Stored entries

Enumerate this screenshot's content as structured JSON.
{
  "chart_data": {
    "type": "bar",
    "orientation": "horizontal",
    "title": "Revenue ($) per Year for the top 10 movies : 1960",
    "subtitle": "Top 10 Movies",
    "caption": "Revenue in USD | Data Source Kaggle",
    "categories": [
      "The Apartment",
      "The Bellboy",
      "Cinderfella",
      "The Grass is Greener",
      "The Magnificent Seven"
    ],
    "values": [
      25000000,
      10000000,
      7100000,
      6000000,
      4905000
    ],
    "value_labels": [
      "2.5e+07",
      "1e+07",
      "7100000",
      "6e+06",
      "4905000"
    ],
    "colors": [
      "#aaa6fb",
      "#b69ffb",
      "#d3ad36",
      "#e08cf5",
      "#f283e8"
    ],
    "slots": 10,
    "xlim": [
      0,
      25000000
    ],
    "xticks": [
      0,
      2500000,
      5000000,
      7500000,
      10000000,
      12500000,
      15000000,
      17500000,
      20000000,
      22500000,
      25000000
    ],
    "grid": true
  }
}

---

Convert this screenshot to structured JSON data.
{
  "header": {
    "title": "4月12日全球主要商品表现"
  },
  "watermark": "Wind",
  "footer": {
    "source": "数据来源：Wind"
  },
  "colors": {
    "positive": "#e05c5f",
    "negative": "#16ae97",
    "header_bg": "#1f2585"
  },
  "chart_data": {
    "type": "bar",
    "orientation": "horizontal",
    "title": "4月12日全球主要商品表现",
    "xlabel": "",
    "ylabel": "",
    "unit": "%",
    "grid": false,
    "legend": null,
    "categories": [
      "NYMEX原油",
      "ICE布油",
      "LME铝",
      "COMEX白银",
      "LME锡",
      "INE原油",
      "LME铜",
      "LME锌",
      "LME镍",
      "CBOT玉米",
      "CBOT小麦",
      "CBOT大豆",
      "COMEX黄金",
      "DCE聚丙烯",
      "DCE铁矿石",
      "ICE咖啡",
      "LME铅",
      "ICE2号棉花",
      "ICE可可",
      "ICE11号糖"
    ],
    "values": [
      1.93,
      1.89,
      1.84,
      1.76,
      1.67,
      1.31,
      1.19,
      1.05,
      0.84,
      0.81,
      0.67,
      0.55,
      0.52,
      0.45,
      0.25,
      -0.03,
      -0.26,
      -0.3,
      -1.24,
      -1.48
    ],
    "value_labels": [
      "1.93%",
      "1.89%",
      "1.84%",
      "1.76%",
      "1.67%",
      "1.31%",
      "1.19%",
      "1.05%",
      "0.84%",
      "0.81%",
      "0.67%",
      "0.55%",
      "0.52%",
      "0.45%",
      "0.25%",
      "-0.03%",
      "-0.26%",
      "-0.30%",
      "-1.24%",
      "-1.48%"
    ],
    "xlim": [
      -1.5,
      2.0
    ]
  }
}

> _DIRECTIONS FOR THIS TASK_
Scan the records for the string "JSON". Copy each line in which it appears.

> _FULL ANSWER_
Enumerate this screenshot's content as structured JSON.
Convert this screenshot to structured JSON data.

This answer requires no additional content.